(What needs to be done) Transcribe each line exactly.

(Entries)
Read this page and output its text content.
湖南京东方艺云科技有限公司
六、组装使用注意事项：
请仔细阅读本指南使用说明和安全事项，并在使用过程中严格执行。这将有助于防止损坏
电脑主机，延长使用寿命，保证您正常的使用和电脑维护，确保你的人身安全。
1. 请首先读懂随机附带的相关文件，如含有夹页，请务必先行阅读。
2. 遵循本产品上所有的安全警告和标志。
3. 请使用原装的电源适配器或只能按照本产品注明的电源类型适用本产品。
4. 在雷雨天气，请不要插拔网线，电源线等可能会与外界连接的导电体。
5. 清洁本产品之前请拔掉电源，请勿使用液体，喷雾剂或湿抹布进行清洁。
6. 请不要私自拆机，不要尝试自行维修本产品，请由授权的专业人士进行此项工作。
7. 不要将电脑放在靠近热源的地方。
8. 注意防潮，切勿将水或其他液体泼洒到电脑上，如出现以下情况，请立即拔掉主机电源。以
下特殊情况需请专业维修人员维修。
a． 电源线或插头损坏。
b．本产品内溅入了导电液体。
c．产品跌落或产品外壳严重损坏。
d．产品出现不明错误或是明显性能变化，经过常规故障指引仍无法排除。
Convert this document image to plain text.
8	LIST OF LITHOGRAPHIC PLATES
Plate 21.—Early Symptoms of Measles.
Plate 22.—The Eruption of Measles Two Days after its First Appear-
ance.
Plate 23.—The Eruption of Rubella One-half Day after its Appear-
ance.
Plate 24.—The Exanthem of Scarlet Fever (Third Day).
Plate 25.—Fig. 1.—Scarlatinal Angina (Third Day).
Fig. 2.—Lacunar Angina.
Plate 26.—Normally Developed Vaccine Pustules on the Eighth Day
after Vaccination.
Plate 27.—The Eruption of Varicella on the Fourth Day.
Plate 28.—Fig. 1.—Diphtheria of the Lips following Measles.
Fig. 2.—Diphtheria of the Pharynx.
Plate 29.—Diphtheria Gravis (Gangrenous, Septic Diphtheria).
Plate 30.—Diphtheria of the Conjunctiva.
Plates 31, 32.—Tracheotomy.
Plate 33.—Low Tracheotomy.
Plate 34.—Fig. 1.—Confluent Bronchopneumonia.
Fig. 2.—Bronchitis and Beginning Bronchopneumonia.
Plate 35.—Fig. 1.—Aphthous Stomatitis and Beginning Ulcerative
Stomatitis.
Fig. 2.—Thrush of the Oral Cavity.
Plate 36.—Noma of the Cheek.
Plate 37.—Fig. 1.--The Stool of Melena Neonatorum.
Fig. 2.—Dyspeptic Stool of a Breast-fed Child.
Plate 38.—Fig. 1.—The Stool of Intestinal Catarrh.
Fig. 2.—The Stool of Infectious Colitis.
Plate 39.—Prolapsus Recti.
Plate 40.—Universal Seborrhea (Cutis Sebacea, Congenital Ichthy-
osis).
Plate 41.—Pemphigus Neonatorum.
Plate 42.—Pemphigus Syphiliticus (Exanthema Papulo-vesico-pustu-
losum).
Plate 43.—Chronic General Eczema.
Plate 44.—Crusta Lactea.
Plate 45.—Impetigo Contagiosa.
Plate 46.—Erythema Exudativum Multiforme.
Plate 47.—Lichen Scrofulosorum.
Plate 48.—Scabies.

(Solved problem)
Read this page and output its text content.
湖南京东方艺云科技有限公司
六、组装使用注意事项：
请仔细阅读本指南使用说明和安全事项，并在使用过程中严格执行。这将有助于防止损坏
电脑主机，延长使用寿命，保证您正常的使用和电脑维护，确保你的人身安全。
1. 请首先读懂随机附带的相关文件，如含有夹页，请务必先行阅读。
2. 遵循本产品上所有的安全警告和标志。
3. 请使用原装的电源适配器或只能按照本产品注明的电源类型适用本产品。
4. 在雷雨天气，请不要插拔网线，电源线等可能会与外界连接的导电体。
5. 清洁本产品之前请拔掉电源，请勿使用液体，喷雾剂或湿抹布进行清洁。
6. 请不要私自拆机，不要尝试自行维修本产品，请由授权的专业人士进行此项工作。
7. 不要将电脑放在靠近热源的地方。
8. 注意防潮，切勿将水或其他液体泼洒到电脑上，如出现以下情况，请立即拔掉主机电源。以
下特殊情况需请专业维修人员维修。
a． 电源线或插头损坏。
b．本产品内溅入了导电液体。
c．产品跌落或产品外壳严重损坏。
d．产品出现不明错误或是明显性能变化，经过常规故障指引仍无法排除。
Convert this document image to plain text.
8	LIST OF LITHOGRAPHIC PLATES
Plate 21.—Early Symptoms of Measles.
Plate 22.—The Eruption of Measles Two Days after its First Appear-
ance.
Plate 23.—The Eruption of Rubella One-half Day after its Appear-
ance.
Plate 24.—The Exanthem of Scarlet Fever (Third Day).
Plate 25.—Fig. 1.—Scarlatinal Angina (Third Day).
Fig. 2.—Lacunar Angina.
Plate 26.—Normally Developed Vaccine Pustules on the Eighth Day
after Vaccination.
Plate 27.—The Eruption of Varicella on the Fourth Day.
Plate 28.—Fig. 1.—Diphtheria of the Lips following Measles.
Fig. 2.—Diphtheria of the Pharynx.
Plate 29.—Diphtheria Gravis (Gangrenous, Septic Diphtheria).
Plate 30.—Diphtheria of the Conjunctiva.
Plates 31, 32.—Tracheotomy.
Plate 33.—Low Tracheotomy.
Plate 34.—Fig. 1.—Confluent Bronchopneumonia.
Fig. 2.—Bronchitis and Beginning Bronchopneumonia.
Plate 35.—Fig. 1.—Aphthous Stomatitis and Beginning Ulcerative
Stomatitis.
Fig. 2.—Thrush of the Oral Cavity.
Plate 36.—Noma of the Cheek.
Plate 37.—Fig. 1.--The Stool of Melena Neonatorum.
Fig. 2.—Dyspeptic Stool of a Breast-fed Child.
Plate 38.—Fig. 1.—The Stool of Intestinal Catarrh.
Fig. 2.—The Stool of Infectious Colitis.
Plate 39.—Prolapsus Recti.
Plate 40.—Universal Seborrhea (Cutis Sebacea, Congenital Ichthy-
osis).
Plate 41.—Pemphigus Neonatorum.
Plate 42.—Pemphigus Syphiliticus (Exanthema Papulo-vesico-pustu-
losum).
Plate 43.—Chronic General Eczema.
Plate 44.—Crusta Lactea.
Plate 45.—Impetigo Contagiosa.
Plate 46.—Erythema Exudativum Multiforme.
Plate 47.—Lichen Scrofulosorum.
Plate 48.—Scabies.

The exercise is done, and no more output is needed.